» **Excerpted records**:

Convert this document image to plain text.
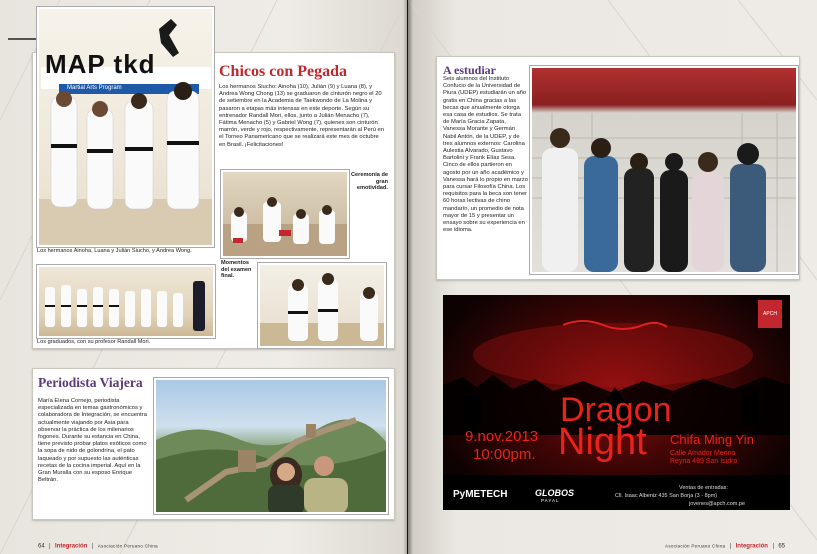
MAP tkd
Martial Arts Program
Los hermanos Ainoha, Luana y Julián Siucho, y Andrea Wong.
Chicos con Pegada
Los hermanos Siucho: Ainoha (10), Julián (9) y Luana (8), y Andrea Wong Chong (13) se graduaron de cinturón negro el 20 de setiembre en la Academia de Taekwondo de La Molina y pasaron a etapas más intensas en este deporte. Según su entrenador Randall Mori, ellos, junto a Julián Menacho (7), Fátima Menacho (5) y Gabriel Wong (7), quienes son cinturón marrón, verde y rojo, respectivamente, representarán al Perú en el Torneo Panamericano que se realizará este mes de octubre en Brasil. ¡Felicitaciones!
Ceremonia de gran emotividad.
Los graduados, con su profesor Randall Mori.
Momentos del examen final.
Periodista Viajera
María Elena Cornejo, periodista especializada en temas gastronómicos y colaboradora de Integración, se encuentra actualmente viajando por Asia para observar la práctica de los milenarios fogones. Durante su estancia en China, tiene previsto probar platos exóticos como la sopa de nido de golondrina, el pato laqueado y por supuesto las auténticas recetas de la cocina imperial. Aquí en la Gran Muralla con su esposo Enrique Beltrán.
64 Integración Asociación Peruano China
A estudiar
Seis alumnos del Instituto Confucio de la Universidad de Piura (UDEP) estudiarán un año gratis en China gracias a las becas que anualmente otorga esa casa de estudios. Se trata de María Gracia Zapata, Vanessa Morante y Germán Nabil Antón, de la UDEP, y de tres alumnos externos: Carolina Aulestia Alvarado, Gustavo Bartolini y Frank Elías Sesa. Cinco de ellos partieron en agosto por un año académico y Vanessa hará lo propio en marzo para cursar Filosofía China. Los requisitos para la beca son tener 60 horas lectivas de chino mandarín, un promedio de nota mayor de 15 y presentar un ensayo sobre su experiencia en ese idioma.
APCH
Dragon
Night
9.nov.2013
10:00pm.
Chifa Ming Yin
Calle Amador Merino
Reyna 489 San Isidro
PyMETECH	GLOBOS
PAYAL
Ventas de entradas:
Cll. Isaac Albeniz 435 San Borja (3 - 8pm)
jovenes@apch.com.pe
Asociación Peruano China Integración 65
--
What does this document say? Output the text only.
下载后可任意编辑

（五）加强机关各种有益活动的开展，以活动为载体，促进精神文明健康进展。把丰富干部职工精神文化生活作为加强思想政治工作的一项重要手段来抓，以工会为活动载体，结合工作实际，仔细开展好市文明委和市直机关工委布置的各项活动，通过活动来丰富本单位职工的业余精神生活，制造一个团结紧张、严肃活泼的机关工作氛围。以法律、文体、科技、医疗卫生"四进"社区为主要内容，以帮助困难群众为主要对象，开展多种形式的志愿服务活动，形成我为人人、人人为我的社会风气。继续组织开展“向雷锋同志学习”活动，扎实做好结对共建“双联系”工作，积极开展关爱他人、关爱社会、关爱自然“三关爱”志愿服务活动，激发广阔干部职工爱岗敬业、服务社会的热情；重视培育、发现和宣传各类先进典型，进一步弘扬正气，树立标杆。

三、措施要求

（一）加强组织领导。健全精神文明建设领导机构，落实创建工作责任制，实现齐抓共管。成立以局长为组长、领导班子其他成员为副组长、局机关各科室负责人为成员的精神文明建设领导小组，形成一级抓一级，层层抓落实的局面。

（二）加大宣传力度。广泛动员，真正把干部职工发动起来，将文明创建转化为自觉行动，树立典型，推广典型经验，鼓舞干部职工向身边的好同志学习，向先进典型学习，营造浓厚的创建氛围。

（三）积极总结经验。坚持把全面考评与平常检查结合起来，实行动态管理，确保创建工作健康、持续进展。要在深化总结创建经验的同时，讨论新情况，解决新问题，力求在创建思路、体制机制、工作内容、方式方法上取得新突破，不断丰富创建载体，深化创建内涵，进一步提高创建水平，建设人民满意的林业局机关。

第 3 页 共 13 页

» **Short problem**: Which lines above contain the word "Randall"? Copy each of them.

» **Exercise answer**:
Los hermanos Siucho: Ainoha (10), Julián (9) y Luana (8), y Andrea Wong Chong (13) se graduaron de cinturón negro el 20 de setiembre en la Academia de Taekwondo de La Molina y pasaron a etapas más intensas en este deporte. Según su entrenador Randall Mori, ellos, junto a Julián Menacho (7), Fátima Menacho (5) y Gabriel Wong (7), quienes son cinturón marrón, verde y rojo, respectivamente, representarán al Perú en el Torneo Panamericano que se realizará este mes de octubre en Brasil. ¡Felicitaciones!
Los graduados, con su profesor Randall Mori.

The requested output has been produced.